### YOUR INSTRUCTIONS
Spot each line in the records below where the word "data" occurs, then copy it.

****

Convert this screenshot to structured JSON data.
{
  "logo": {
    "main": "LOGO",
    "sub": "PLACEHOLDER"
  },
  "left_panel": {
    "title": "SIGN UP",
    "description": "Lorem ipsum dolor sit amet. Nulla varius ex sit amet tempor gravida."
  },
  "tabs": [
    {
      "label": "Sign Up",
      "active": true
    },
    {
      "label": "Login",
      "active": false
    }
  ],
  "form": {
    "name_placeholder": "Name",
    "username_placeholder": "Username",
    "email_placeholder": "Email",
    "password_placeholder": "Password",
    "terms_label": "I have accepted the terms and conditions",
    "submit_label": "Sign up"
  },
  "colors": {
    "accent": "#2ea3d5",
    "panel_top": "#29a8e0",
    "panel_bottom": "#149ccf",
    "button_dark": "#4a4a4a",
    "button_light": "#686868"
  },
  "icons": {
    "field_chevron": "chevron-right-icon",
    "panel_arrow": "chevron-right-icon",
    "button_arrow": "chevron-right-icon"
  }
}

****

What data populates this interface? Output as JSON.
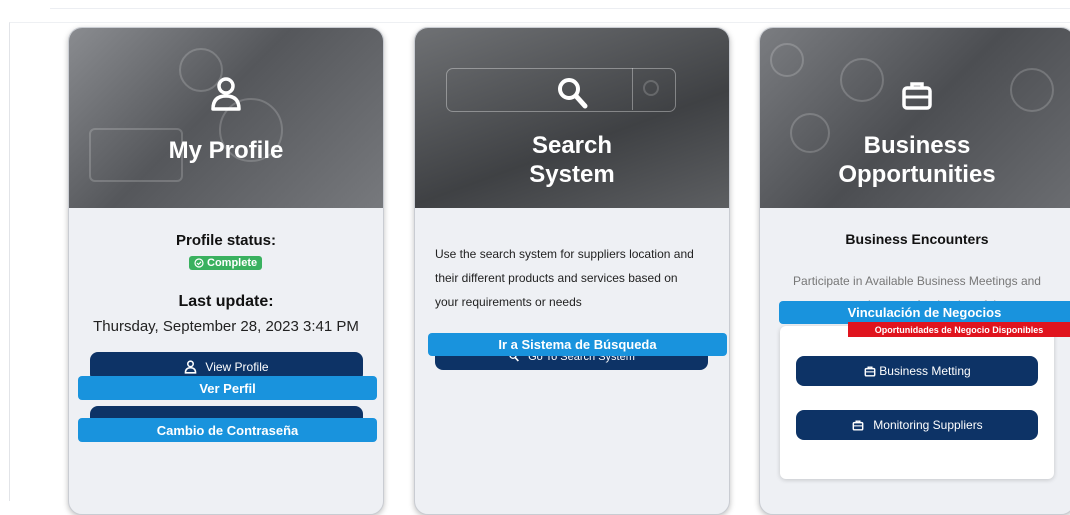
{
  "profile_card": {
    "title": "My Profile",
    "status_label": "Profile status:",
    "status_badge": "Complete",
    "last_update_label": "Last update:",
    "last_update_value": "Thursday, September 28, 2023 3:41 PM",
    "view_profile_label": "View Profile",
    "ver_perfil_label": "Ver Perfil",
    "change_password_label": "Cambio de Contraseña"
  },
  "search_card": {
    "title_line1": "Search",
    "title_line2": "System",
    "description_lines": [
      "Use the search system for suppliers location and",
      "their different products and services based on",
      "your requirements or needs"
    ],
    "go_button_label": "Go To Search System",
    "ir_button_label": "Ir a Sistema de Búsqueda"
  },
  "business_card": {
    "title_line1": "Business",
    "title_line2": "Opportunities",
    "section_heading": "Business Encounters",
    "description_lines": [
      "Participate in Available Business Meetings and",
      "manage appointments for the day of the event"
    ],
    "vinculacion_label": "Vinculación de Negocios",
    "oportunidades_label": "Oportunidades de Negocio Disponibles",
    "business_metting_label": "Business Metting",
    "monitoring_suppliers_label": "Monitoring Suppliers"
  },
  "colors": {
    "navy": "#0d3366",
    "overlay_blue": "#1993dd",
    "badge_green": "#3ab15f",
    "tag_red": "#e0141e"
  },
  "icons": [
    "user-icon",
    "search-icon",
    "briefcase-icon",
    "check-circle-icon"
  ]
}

****

### COMPLETE ANSWER
Convert this screenshot to structured JSON data.
What data populates this interface? Output as JSON.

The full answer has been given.